### AIM
Only the lines from the one containing "Decode this image" through the final line of the material below should be output, exactly as they stand.

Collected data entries

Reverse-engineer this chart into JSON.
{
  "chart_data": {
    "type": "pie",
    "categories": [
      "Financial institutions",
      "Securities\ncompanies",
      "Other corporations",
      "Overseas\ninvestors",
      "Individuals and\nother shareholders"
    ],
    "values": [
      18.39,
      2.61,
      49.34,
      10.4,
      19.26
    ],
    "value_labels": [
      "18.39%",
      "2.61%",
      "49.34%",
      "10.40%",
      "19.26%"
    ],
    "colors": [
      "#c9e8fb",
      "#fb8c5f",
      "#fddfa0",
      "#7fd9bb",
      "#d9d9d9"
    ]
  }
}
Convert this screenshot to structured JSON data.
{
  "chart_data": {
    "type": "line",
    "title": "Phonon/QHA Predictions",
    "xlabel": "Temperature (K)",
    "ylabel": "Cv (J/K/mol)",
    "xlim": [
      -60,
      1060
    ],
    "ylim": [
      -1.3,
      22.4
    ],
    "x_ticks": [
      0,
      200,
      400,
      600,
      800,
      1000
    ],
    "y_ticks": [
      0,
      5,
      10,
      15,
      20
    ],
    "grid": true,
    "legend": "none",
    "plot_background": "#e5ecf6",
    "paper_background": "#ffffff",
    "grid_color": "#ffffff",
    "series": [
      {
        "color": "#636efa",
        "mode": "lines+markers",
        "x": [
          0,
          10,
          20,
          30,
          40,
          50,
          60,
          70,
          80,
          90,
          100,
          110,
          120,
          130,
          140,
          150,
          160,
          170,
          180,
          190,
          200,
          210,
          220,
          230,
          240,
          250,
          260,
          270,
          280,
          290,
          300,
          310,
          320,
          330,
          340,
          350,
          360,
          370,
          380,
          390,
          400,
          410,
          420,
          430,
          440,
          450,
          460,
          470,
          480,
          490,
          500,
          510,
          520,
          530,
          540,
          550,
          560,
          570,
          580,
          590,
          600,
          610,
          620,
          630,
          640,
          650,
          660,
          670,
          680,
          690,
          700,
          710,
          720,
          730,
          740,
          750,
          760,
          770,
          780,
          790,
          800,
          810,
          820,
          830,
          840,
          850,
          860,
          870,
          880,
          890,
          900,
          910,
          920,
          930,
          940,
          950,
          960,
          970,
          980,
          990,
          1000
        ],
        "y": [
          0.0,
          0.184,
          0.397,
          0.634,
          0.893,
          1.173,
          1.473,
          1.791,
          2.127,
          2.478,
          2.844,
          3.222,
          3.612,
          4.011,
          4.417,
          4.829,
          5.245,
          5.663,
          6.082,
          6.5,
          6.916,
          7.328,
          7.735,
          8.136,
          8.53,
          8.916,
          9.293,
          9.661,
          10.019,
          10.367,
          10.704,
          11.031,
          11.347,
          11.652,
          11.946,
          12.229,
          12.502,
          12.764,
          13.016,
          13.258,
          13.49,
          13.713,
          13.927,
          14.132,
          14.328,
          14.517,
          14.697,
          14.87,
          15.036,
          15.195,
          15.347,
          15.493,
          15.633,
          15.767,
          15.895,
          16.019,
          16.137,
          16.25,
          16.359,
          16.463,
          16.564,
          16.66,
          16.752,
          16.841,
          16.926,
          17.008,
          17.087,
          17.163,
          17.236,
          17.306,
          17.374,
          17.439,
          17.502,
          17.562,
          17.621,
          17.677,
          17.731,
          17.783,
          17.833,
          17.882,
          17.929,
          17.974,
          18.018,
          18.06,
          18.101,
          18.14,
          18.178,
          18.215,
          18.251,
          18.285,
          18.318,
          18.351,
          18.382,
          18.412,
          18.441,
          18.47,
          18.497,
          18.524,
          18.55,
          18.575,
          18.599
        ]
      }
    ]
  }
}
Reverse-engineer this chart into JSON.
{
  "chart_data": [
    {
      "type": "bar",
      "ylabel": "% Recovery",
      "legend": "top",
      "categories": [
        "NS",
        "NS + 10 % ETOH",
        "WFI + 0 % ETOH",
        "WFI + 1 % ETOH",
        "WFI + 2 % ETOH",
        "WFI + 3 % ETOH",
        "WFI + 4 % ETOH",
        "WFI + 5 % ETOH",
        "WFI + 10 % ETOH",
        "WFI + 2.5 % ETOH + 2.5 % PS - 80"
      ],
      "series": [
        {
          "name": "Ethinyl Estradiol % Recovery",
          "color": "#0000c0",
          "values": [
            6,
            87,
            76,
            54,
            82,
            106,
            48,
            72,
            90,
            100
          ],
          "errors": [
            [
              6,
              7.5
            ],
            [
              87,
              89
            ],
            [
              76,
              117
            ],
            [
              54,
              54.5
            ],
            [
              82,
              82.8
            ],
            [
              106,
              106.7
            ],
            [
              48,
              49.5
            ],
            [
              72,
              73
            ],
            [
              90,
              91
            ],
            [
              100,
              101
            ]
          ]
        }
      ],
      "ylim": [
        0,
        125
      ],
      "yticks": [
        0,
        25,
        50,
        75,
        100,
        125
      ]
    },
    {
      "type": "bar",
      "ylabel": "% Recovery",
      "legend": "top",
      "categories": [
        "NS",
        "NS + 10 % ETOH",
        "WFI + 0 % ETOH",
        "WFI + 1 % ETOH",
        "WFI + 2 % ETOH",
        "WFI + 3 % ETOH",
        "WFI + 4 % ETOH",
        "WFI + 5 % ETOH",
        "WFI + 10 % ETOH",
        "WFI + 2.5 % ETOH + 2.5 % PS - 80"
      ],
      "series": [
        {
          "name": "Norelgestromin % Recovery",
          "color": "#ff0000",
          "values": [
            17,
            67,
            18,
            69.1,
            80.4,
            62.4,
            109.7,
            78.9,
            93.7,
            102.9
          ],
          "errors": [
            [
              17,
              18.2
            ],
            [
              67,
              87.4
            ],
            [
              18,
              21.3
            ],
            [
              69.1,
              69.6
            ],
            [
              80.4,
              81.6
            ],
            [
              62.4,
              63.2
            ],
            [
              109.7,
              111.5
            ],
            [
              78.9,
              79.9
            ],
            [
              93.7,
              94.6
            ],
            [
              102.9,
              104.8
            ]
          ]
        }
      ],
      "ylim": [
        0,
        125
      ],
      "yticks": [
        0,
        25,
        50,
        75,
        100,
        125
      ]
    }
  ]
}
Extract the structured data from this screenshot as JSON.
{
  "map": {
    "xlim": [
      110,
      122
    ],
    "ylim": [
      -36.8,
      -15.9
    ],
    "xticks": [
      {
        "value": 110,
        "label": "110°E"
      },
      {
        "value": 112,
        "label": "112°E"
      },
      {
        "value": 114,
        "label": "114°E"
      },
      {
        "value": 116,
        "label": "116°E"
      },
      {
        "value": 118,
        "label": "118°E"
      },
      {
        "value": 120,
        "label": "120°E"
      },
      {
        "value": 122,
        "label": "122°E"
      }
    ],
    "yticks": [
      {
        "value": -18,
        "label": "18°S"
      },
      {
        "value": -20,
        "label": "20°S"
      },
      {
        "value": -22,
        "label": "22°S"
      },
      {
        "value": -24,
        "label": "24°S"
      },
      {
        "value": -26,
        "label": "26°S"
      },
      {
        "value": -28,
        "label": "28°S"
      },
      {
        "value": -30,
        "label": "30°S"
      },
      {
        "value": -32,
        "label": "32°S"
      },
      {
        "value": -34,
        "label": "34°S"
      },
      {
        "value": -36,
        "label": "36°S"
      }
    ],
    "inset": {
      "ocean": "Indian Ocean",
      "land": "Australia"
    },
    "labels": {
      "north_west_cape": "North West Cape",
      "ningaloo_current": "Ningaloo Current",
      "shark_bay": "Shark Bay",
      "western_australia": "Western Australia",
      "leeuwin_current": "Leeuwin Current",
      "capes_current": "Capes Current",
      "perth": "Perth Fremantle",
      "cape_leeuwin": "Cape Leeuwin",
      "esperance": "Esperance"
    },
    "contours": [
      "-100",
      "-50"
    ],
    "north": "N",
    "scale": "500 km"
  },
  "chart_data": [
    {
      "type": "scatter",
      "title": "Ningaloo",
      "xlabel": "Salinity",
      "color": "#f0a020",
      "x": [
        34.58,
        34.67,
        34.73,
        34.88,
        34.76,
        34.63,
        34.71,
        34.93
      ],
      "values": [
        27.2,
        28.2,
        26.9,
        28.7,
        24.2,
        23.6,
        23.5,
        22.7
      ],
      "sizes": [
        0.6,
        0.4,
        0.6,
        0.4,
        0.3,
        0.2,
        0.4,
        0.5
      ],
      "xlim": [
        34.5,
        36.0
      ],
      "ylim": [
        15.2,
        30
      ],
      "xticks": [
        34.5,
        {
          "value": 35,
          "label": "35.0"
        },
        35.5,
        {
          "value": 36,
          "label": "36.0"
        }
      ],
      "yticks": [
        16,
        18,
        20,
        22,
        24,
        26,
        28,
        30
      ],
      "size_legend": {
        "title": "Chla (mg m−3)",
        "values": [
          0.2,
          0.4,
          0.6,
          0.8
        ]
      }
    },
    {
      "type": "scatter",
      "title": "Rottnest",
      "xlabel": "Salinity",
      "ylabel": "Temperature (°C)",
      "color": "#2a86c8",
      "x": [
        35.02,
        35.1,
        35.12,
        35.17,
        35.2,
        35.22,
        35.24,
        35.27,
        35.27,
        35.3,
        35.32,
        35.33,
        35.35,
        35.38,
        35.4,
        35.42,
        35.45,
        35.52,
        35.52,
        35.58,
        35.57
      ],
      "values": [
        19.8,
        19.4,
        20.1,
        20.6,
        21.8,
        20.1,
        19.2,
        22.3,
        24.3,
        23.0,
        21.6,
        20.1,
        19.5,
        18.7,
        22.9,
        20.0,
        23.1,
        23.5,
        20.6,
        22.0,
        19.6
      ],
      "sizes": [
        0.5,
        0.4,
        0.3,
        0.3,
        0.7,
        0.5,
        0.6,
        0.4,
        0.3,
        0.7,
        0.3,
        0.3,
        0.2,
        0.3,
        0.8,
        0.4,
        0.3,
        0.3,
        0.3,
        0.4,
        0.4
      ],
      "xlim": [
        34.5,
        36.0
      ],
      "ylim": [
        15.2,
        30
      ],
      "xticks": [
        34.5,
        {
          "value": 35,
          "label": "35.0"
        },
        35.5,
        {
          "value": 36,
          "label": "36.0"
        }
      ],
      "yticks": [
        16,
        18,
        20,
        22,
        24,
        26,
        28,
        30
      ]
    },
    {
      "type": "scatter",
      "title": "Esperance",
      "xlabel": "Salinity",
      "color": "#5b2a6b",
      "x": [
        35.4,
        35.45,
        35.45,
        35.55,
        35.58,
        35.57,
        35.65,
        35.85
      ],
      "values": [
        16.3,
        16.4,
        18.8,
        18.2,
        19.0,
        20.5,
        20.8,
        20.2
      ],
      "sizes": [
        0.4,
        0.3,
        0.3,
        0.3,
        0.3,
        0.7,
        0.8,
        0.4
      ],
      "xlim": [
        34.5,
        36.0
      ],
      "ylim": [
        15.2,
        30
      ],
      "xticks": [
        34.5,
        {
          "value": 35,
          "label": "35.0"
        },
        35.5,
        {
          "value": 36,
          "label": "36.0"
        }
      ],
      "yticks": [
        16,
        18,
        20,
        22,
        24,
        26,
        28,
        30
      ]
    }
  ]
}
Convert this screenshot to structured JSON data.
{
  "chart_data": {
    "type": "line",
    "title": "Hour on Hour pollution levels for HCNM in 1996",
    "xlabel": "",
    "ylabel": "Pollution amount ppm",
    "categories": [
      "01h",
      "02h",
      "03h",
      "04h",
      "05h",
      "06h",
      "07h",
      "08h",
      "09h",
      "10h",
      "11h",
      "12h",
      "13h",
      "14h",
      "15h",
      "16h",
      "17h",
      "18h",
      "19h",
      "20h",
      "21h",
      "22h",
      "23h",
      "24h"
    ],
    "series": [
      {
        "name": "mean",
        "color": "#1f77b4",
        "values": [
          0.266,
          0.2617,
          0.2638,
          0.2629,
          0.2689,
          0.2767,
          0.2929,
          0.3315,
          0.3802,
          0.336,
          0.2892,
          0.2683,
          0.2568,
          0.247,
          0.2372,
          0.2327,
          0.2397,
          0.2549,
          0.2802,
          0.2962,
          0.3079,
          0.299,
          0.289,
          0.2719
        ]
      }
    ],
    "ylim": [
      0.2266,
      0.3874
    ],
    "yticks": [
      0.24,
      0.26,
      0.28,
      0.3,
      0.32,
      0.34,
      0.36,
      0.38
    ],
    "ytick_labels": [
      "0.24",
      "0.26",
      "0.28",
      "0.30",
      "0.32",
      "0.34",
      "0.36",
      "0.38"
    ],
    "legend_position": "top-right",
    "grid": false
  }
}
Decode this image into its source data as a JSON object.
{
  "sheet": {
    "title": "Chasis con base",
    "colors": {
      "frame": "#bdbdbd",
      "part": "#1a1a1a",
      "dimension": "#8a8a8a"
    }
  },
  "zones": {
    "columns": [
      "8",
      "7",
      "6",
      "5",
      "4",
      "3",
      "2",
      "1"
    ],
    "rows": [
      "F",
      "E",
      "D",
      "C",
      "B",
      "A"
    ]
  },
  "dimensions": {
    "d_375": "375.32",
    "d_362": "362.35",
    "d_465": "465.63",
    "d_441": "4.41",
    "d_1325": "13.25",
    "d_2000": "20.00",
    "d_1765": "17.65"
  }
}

### WRITTEN SOLUTION
Decode this image into its source data as a JSON object.
{
  "sheet": {
    "title": "Chasis con base",
    "colors": {
      "frame": "#bdbdbd",
      "part": "#1a1a1a",
      "dimension": "#8a8a8a"
    }
  },
  "zones": {
    "columns": [
      "8",
      "7",
      "6",
      "5",
      "4",
      "3",
      "2",
      "1"
    ],
    "rows": [
      "F",
      "E",
      "D",
      "C",
      "B",
      "A"
    ]
  },
  "dimensions": {
    "d_375": "375.32",
    "d_362": "362.35",
    "d_465": "465.63",
    "d_441": "4.41",
    "d_1325": "13.25",
    "d_2000": "20.00",
    "d_1765": "17.65"
  }
}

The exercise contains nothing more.